### [Your task]
Reply with one number: the count of lines in the listing that contain the string "hellip".

### [Source records]
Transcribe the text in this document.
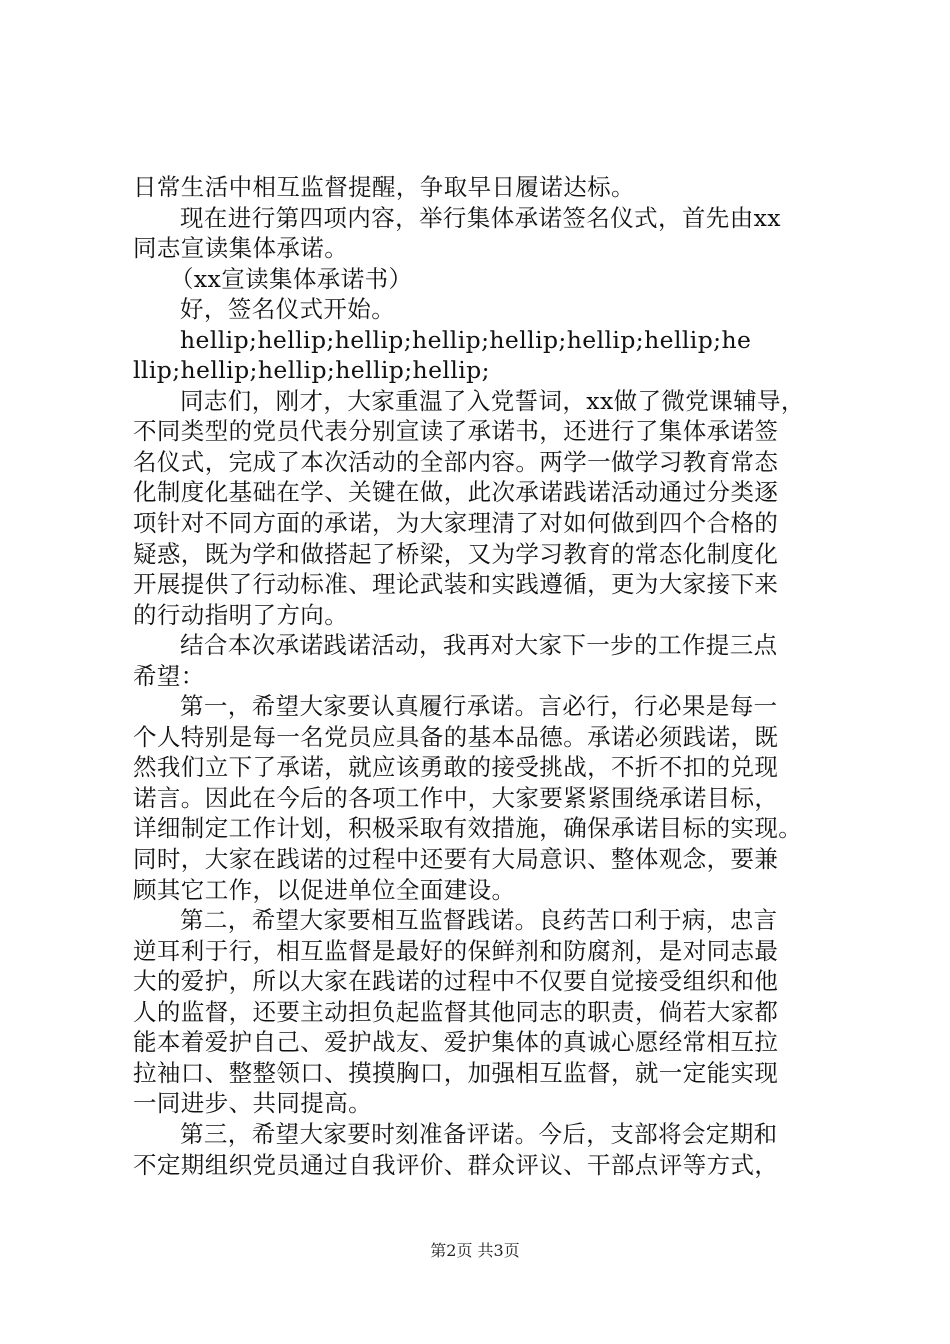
日常生活中相互监督提醒，争取早日履诺达标。
现在进行第四项内容，举行集体承诺签名仪式，首先由xx
同志宣读集体承诺。
（xx宣读集体承诺书）
好，签名仪式开始。
hellip;hellip;hellip;hellip;hellip;hellip;hellip;he
llip;hellip;hellip;hellip;hellip;
同志们，刚才，大家重温了入党誓词，xx做了微党课辅导，
不同类型的党员代表分别宣读了承诺书，还进行了集体承诺签
名仪式，完成了本次活动的全部内容。两学一做学习教育常态
化制度化基础在学、关键在做，此次承诺践诺活动通过分类逐
项针对不同方面的承诺，为大家理清了对如何做到四个合格的
疑惑，既为学和做搭起了桥梁，又为学习教育的常态化制度化
开展提供了行动标准、理论武装和实践遵循，更为大家接下来
的行动指明了方向。
结合本次承诺践诺活动，我再对大家下一步的工作提三点
希望：
第一，希望大家要认真履行承诺。言必行，行必果是每一
个人特别是每一名党员应具备的基本品德。承诺必须践诺，既
然我们立下了承诺，就应该勇敢的接受挑战，不折不扣的兑现
诺言。因此在今后的各项工作中，大家要紧紧围绕承诺目标，
详细制定工作计划，积极采取有效措施，确保承诺目标的实现。
同时，大家在践诺的过程中还要有大局意识、整体观念，要兼
顾其它工作，以促进单位全面建设。
第二，希望大家要相互监督践诺。良药苦口利于病，忠言
逆耳利于行，相互监督是最好的保鲜剂和防腐剂，是对同志最
大的爱护，所以大家在践诺的过程中不仅要自觉接受组织和他
人的监督，还要主动担负起监督其他同志的职责，倘若大家都
能本着爱护自己、爱护战友、爱护集体的真诚心愿经常相互拉
拉袖口、整整领口、摸摸胸口，加强相互监督，就一定能实现
一同进步、共同提高。
第三，希望大家要时刻准备评诺。今后，支部将会定期和
不定期组织党员通过自我评价、群众评议、干部点评等方式，
第2页 共3页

### [Exercise solution]
2